Task objective
Scan the entries below for the word "JSON". Copy each line that has it.

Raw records
· · ·

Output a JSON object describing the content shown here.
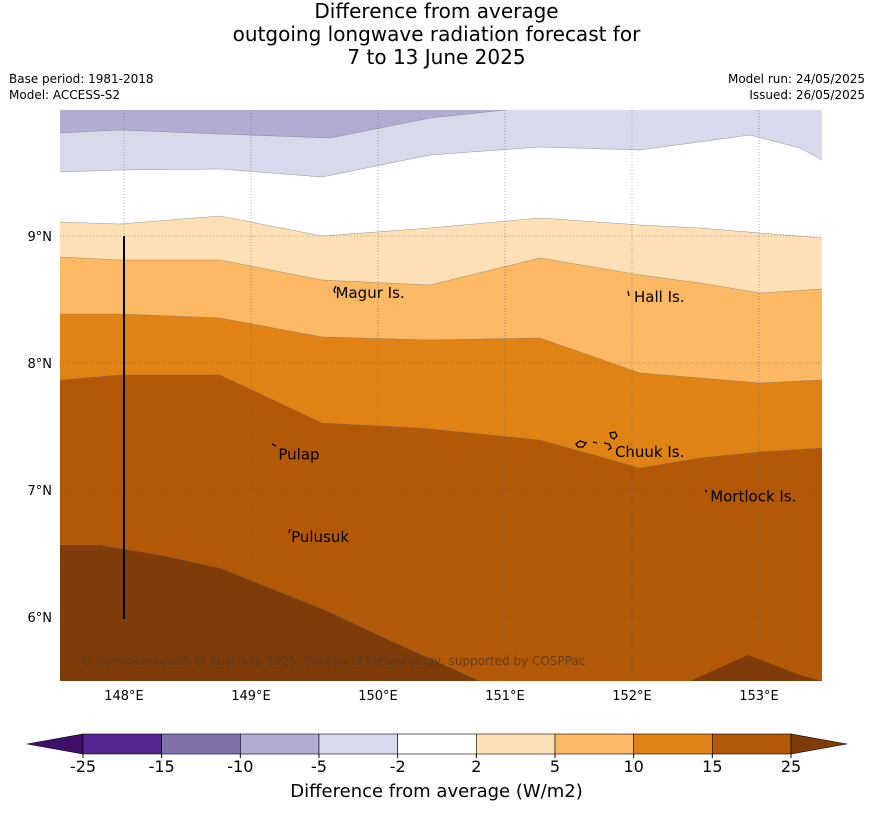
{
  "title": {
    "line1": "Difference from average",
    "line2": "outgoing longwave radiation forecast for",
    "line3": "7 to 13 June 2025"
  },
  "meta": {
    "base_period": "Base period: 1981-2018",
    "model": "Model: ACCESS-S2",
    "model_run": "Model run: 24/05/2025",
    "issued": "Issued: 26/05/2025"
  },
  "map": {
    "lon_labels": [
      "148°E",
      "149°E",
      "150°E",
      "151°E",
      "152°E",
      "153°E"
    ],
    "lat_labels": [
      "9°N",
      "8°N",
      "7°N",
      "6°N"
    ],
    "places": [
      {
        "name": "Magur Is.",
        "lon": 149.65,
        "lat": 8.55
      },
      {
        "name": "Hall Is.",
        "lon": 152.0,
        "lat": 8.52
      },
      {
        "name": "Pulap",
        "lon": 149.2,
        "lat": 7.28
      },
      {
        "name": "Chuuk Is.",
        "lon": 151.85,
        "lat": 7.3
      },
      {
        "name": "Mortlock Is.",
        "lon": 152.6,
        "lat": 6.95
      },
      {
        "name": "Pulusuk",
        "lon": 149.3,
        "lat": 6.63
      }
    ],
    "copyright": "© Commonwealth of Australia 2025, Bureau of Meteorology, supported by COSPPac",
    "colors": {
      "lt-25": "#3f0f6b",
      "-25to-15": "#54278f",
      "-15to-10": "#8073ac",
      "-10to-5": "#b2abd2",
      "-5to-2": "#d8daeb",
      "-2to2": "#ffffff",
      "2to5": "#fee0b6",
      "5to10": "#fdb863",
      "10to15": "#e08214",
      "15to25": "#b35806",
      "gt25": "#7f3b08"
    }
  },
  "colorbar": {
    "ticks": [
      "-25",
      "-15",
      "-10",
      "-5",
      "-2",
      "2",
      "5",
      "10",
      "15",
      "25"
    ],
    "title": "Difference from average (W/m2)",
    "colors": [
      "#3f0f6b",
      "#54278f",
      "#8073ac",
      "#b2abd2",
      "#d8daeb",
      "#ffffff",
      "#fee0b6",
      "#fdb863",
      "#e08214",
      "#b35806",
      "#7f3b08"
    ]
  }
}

· · ·

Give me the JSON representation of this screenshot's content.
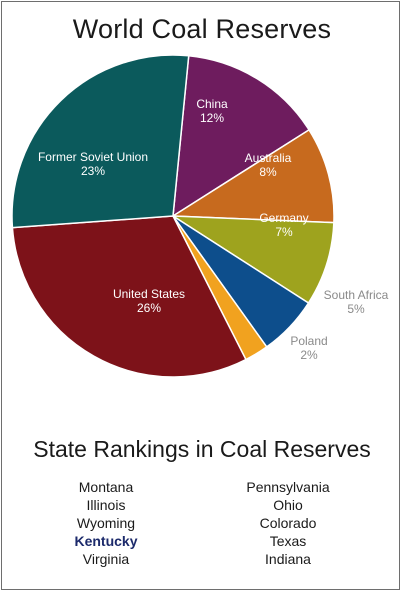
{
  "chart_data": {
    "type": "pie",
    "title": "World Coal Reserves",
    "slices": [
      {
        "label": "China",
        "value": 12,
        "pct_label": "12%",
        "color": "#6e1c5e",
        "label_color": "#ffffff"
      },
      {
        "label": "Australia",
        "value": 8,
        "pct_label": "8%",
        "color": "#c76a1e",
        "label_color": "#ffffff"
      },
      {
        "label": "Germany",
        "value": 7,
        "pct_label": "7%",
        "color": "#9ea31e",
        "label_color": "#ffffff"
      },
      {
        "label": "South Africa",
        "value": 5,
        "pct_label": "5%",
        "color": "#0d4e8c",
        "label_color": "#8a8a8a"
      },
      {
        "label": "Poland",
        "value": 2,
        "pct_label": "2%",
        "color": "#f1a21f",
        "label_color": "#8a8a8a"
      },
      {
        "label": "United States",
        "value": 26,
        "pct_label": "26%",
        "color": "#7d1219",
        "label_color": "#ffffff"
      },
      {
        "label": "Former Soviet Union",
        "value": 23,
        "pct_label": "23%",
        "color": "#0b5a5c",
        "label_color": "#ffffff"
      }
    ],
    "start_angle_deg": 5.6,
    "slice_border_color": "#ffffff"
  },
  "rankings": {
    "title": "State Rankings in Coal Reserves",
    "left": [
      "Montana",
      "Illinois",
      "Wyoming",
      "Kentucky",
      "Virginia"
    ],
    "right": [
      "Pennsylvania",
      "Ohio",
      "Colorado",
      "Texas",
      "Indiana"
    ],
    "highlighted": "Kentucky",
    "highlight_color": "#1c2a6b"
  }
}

· · ·

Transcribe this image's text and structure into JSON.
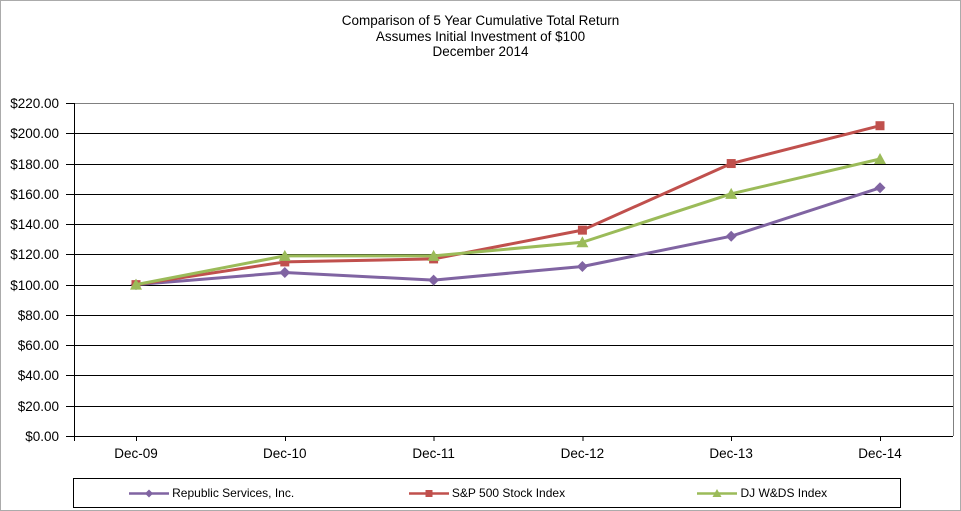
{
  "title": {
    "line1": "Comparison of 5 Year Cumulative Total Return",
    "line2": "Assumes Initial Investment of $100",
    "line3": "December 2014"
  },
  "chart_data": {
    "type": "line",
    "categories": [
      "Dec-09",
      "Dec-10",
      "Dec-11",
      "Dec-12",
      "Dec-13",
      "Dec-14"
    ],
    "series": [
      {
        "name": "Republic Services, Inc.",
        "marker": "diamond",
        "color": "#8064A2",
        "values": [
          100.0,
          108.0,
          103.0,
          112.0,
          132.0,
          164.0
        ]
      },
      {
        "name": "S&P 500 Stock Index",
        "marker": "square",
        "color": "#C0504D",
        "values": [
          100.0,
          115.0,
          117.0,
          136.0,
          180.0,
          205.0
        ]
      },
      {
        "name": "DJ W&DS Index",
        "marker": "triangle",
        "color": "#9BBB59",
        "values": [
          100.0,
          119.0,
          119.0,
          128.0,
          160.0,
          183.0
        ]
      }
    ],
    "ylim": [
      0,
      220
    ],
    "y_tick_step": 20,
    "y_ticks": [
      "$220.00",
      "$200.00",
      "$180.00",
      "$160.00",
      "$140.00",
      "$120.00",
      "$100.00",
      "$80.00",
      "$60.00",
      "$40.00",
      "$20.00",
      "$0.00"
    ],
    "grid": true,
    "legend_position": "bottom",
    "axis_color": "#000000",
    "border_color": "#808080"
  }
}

· · ·

Answer to this task
Output a JSON object describing the content shown here.
Give me the JSON representation of this screenshot's content.
Transcribe this image's text and structure into JSON.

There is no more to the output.